### Exercises
**A.** Reproduce word for word the stretch of the retirement planning passage from "To approach this" through "years of retirement.".
**B.** Pick up the retirement planning passage right after its final sentence and keep writing it.

** start of Excerpted passage **

Worry about the unknown causes people near retirement age to curtail risk exposure, which cuts off their future upside potential.  For most individuals this is not a prudent way to ensure that they have the best use of their retirement savings, in their final stage of life: after they stop working.  What we show in this article is that it would be better to do a handful of things jointly: (A) save much more for retirement throughout one’s career, (B) spend a little less of their savings once you retire, (C) increase one's investments in risky assets for more than nearly two decades into retirement [a risk exposure at this later stage when many suggest one having far lower risk], (D) consider retirement planning for a maximum joint life expectancy of age 100, and (E) become accustomed to “visualizing” one's older self.  Coming off the global financial crisis, and seeing many pension funds in the U.S. underfunded, it is easy to see that Americans have myopically over-estimated the risk intrinsic in the financial markets.  In doing so, they would be missing an inherent amount of stability and growth opportunity that the markets have to offer for one’s nest egg.

To approach this article it is best to discuss aspects of wealth generation throughout one’s career; then discuss aspects of spending in the later stage of life.  Age 66 is used as a rough demarcation of when we cross from one aspect of life, to the other.  We’ll show that roughly 2/3 of all Americans born in 1950 will reach this near-retirement age (66), within the upcoming year of 2016.  Of that 2/3, which will be the focus of this article, only a random handful are expected to reach age 111.  That’s nearly 45 years of retirement.

Let’s start with the wealth generation period, and later we’ll discuss the retirement period.  For many Americans, one begins working after college, and we can use a rough marker of age 21 for when this occurs.  Of course, some individuals start earning a living well before that, and a small portion of others may instead enjoy graduate school or something else and not work full-time until their late 20s.  All of this clearly exposes that slight adjustments will always need to be made when dealing with personal circumstances.  Of course, most readers here are not born in 1950.  Again utilizing age 66 implies a working career of about 45 years (66-21).  So note that for a small extreme group born in any given year, they will endure work and retirement, for nearly 45 years each!

** end of Excerpted passage **
** start of Provided data **

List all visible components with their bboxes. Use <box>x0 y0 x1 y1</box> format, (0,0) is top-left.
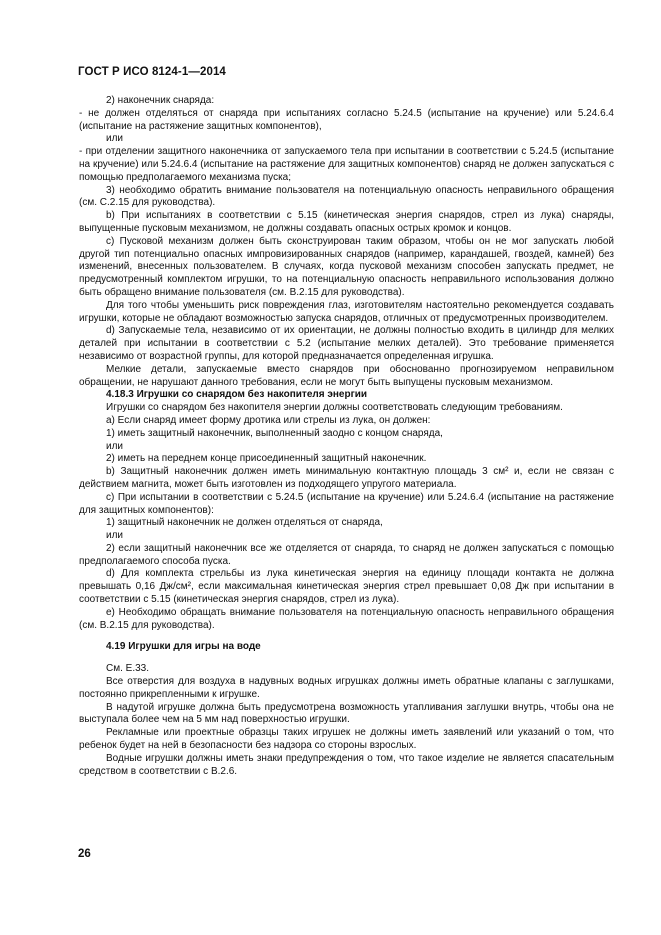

** end of Provided data **

### Responses to the tasks
**A.**
To approach this article it is best to discuss aspects of wealth generation throughout one’s career; then discuss aspects of spending in the later stage of life.  Age 66 is used as a rough demarcation of when we cross from one aspect of life, to the other.  We’ll show that roughly 2/3 of all Americans born in 1950 will reach this near-retirement age (66), within the upcoming year of 2016.  Of that 2/3, which will be the focus of this article, only a random handful are expected to reach age 111.  That’s nearly 45 years of retirement.

**B.**
There are a number of poor rules-of-thumbs that exist, chiefly through financial advisers, concerning how much to invest in risky assets during this period of wealth creation.  One popular one is to invest, 100% (or 110%) minus your age, in stocks.  A 66-year old, therefore, would be investing nearly 40% of their portfolio in stocks (linearly drawn down from about 85% when one begins his or her career).  This lower risk level near retirement is to suggest that one should take less risk closer to when they can least afford to.  On the other hand, another trend recently has been to suggest that one should have an even greater level of risk along the way, including leverage, since the time horizon of investment is large enough to encapsulate any risk events that can occur early on.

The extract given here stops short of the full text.